-------- EXTRACTED ENTRIES

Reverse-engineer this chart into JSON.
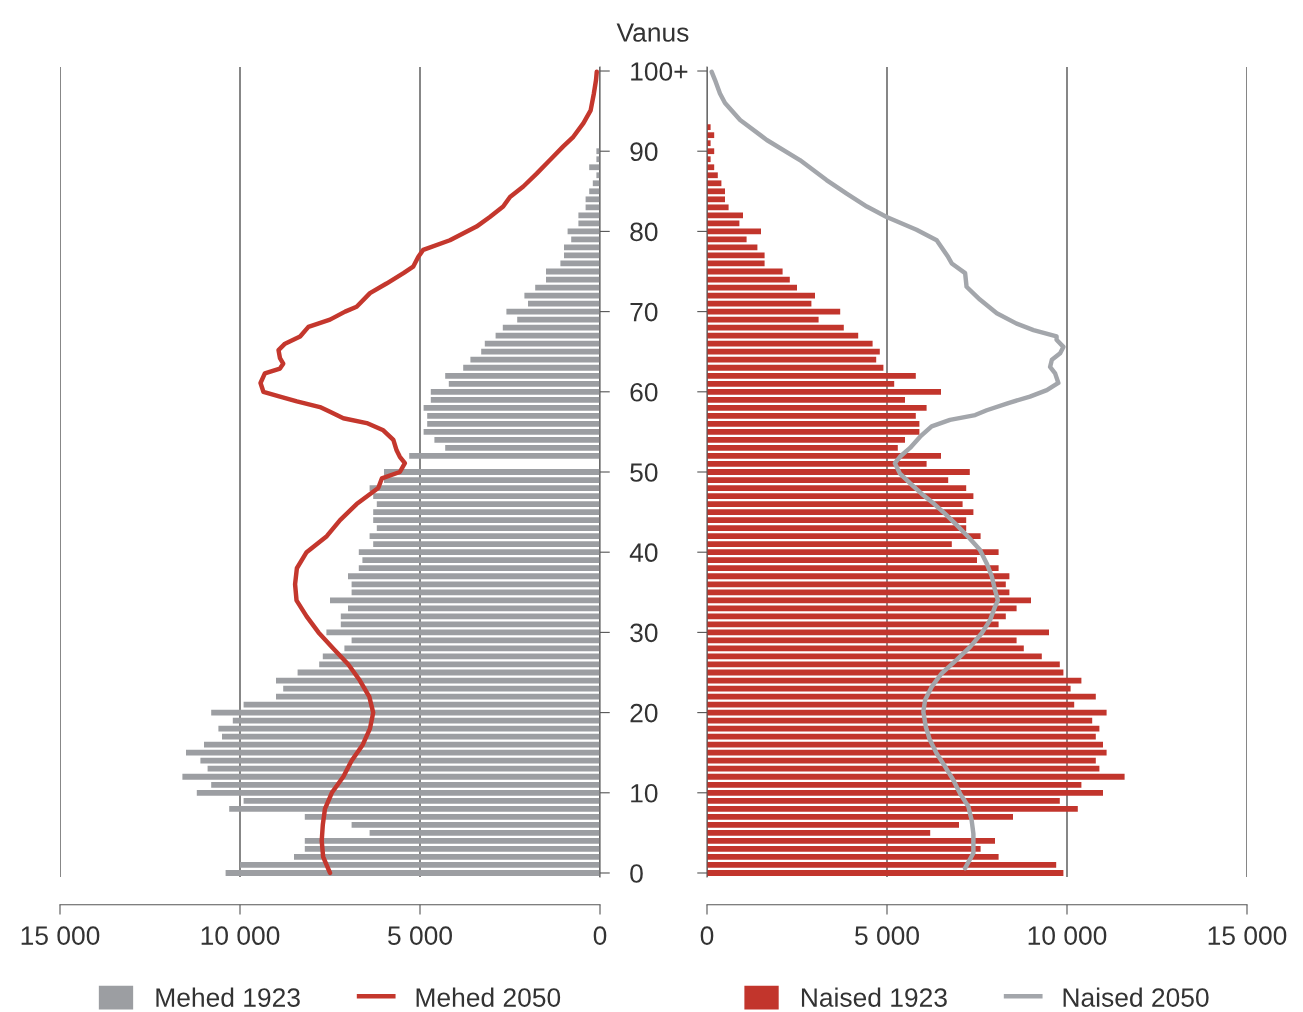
{
  "chart_data": [
    {
      "type": "bar",
      "orientation": "horizontal",
      "ylabel": "Vanus",
      "x": [
        0,
        1,
        2,
        3,
        4,
        5,
        6,
        7,
        8,
        9,
        10,
        11,
        12,
        13,
        14,
        15,
        16,
        17,
        18,
        19,
        20,
        21,
        22,
        23,
        24,
        25,
        26,
        27,
        28,
        29,
        30,
        31,
        32,
        33,
        34,
        35,
        36,
        37,
        38,
        39,
        40,
        41,
        42,
        43,
        44,
        45,
        46,
        47,
        48,
        49,
        50,
        51,
        52,
        53,
        54,
        55,
        56,
        57,
        58,
        59,
        60,
        61,
        62,
        63,
        64,
        65,
        66,
        67,
        68,
        69,
        70,
        71,
        72,
        73,
        74,
        75,
        76,
        77,
        78,
        79,
        80,
        81,
        82,
        83,
        84,
        85,
        86,
        87,
        88,
        89,
        90,
        91,
        92,
        93,
        94,
        95,
        96,
        97,
        98,
        99,
        100
      ],
      "xlim": [
        15000,
        0
      ],
      "xticks": [
        {
          "value": 15000,
          "label": "15 000"
        },
        {
          "value": 10000,
          "label": "10 000"
        },
        {
          "value": 5000,
          "label": "5 000"
        },
        0
      ],
      "ylim": [
        -0.5,
        100.5
      ],
      "yticks": [
        0,
        10,
        20,
        30,
        40,
        50,
        60,
        70,
        80,
        90,
        {
          "value": 100,
          "label": "100+"
        }
      ],
      "grid": "x",
      "legend": "bottom",
      "series": [
        {
          "name": "Mehed 1923",
          "color": "#9c9ea2",
          "values": [
            10400,
            10000,
            8500,
            8200,
            8200,
            6400,
            6900,
            8200,
            10300,
            9900,
            11200,
            10800,
            11600,
            10900,
            11100,
            11500,
            11000,
            10500,
            10600,
            10200,
            10800,
            9900,
            9000,
            8800,
            9000,
            8400,
            7800,
            7700,
            7100,
            6900,
            7600,
            7200,
            7200,
            7000,
            7500,
            6900,
            6900,
            7000,
            6700,
            6600,
            6700,
            6300,
            6400,
            6200,
            6300,
            6300,
            6200,
            6300,
            6400,
            6000,
            6000,
            null,
            5300,
            4300,
            4600,
            4900,
            4800,
            4800,
            4900,
            4700,
            4700,
            4200,
            4300,
            3800,
            3600,
            3300,
            3200,
            2900,
            2700,
            2300,
            2600,
            2000,
            2100,
            1800,
            1500,
            1500,
            1100,
            1000,
            1000,
            800,
            900,
            600,
            600,
            400,
            400,
            300,
            200,
            100,
            300,
            100,
            100,
            null,
            0,
            0,
            0,
            0,
            0,
            0,
            0,
            0,
            0
          ]
        },
        {
          "name": "Mehed 2050",
          "type": "line",
          "color": "#c4372d",
          "x": [
            0,
            2,
            4,
            6,
            8,
            10,
            12,
            14,
            16,
            18,
            20,
            22,
            24,
            26,
            28,
            30,
            32,
            34,
            36,
            38,
            40,
            42,
            44,
            46,
            48,
            49.2,
            50,
            51.1,
            51.9,
            52.7,
            54,
            55.2,
            56.1,
            56.7,
            57.5,
            58.1,
            58.8,
            59.4,
            60,
            61.1,
            62.3,
            62.9,
            63.5,
            64.2,
            65.2,
            66,
            66.9,
            68.1,
            69,
            70,
            70.6,
            72.3,
            73.5,
            74.8,
            75.6,
            76.8,
            77.7,
            78.9,
            80.6,
            81.8,
            83.1,
            84.3,
            85.6,
            87.2,
            88.9,
            90.6,
            91.8,
            93.5,
            95.1,
            97.2,
            98.9,
            99.9
          ],
          "values": [
            7500,
            7690,
            7730,
            7700,
            7640,
            7450,
            7130,
            6900,
            6590,
            6390,
            6300,
            6410,
            6670,
            6990,
            7410,
            7820,
            8150,
            8430,
            8470,
            8420,
            8150,
            7590,
            7220,
            6760,
            6160,
            6060,
            5560,
            5420,
            5560,
            5650,
            5740,
            6020,
            6480,
            7130,
            7500,
            7780,
            8420,
            8890,
            9350,
            9430,
            9310,
            8890,
            8800,
            8890,
            8930,
            8750,
            8330,
            8100,
            7500,
            7080,
            6760,
            6390,
            5930,
            5460,
            5190,
            5050,
            4910,
            4170,
            3430,
            3060,
            2690,
            2500,
            2130,
            1760,
            1390,
            1020,
            740,
            460,
            260,
            170,
            110,
            90
          ]
        }
      ]
    },
    {
      "type": "bar",
      "orientation": "horizontal",
      "x": [
        0,
        1,
        2,
        3,
        4,
        5,
        6,
        7,
        8,
        9,
        10,
        11,
        12,
        13,
        14,
        15,
        16,
        17,
        18,
        19,
        20,
        21,
        22,
        23,
        24,
        25,
        26,
        27,
        28,
        29,
        30,
        31,
        32,
        33,
        34,
        35,
        36,
        37,
        38,
        39,
        40,
        41,
        42,
        43,
        44,
        45,
        46,
        47,
        48,
        49,
        50,
        51,
        52,
        53,
        54,
        55,
        56,
        57,
        58,
        59,
        60,
        61,
        62,
        63,
        64,
        65,
        66,
        67,
        68,
        69,
        70,
        71,
        72,
        73,
        74,
        75,
        76,
        77,
        78,
        79,
        80,
        81,
        82,
        83,
        84,
        85,
        86,
        87,
        88,
        89,
        90,
        91,
        92,
        93,
        94,
        95,
        96,
        97,
        98,
        99,
        100
      ],
      "xlim": [
        0,
        15000
      ],
      "xticks": [
        0,
        {
          "value": 5000,
          "label": "5 000"
        },
        {
          "value": 10000,
          "label": "10 000"
        },
        {
          "value": 15000,
          "label": "15 000"
        }
      ],
      "ylim": [
        -0.5,
        100.5
      ],
      "yticks": [
        0,
        10,
        20,
        30,
        40,
        50,
        60,
        70,
        80,
        90,
        100
      ],
      "tick_labels": "x",
      "grid": "x",
      "legend": "bottom",
      "series": [
        {
          "name": "Naised 1923",
          "color": "#c2352c",
          "values": [
            9900,
            9700,
            8100,
            7600,
            8000,
            6200,
            7000,
            8500,
            10300,
            9800,
            11000,
            10400,
            11600,
            10900,
            10800,
            11100,
            11000,
            10800,
            10900,
            10700,
            11100,
            10200,
            10800,
            10100,
            10400,
            9900,
            9800,
            9300,
            8800,
            8600,
            9500,
            8100,
            8300,
            8600,
            9000,
            8400,
            8300,
            8400,
            8100,
            7500,
            8100,
            6800,
            7600,
            7200,
            7200,
            7400,
            7100,
            7400,
            7200,
            6700,
            7300,
            6100,
            6500,
            5300,
            5500,
            5900,
            5900,
            5800,
            6100,
            5500,
            6500,
            5200,
            5800,
            4900,
            4700,
            4800,
            4600,
            4200,
            3800,
            3100,
            3700,
            2900,
            3000,
            2500,
            2300,
            2100,
            1600,
            1600,
            1400,
            1100,
            1500,
            900,
            1000,
            600,
            500,
            500,
            400,
            300,
            200,
            100,
            200,
            100,
            200,
            100,
            0,
            0,
            0,
            0,
            0,
            0,
            0
          ]
        },
        {
          "name": "Naised 2050",
          "type": "line",
          "color": "#a3a6ab",
          "x": [
            0.6,
            2.5,
            4.9,
            6.6,
            8.3,
            9.9,
            11.6,
            13.3,
            14.9,
            16.6,
            18.2,
            20.1,
            21.6,
            23.2,
            24.9,
            26.6,
            28.2,
            29.9,
            31.5,
            33.2,
            34,
            35.3,
            37,
            38.6,
            40.3,
            41.9,
            43.6,
            44.8,
            46.1,
            47.3,
            48.6,
            49.8,
            51.1,
            51.9,
            53,
            54.4,
            55.7,
            56.5,
            57.1,
            57.7,
            58.6,
            59.4,
            60.2,
            61.1,
            62.3,
            63.1,
            64,
            64.8,
            65.6,
            66.5,
            66.9,
            67.7,
            68.5,
            69.8,
            71.5,
            73.1,
            74.8,
            76,
            76.8,
            78.9,
            80.2,
            81.8,
            83.1,
            84.7,
            86.4,
            88.9,
            91.4,
            93.9,
            96,
            97.2,
            98.9,
            99.9
          ],
          "values": [
            7170,
            7400,
            7400,
            7350,
            7260,
            7030,
            6840,
            6610,
            6380,
            6190,
            6080,
            6010,
            6060,
            6240,
            6520,
            6940,
            7310,
            7630,
            7860,
            8000,
            8080,
            8000,
            7910,
            7770,
            7580,
            7260,
            6890,
            6610,
            6290,
            5960,
            5640,
            5360,
            5220,
            5360,
            5640,
            5920,
            6240,
            6750,
            7450,
            7770,
            8370,
            8970,
            9440,
            9760,
            9670,
            9530,
            9580,
            9810,
            9900,
            9710,
            9710,
            9070,
            8600,
            8050,
            7580,
            7210,
            7170,
            6800,
            6700,
            6380,
            5820,
            4990,
            4440,
            3880,
            3320,
            2580,
            1660,
            920,
            500,
            360,
            220,
            130
          ]
        }
      ]
    }
  ]
}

----------------

■ WHAT IS EXPECTED: Using the entries above, return each line that includes the word "name".

■ EXERCISE SOLUTION:
          "name": "Mehed 1923",
          "name": "Mehed 2050",
          "name": "Naised 1923",
          "name": "Naised 2050",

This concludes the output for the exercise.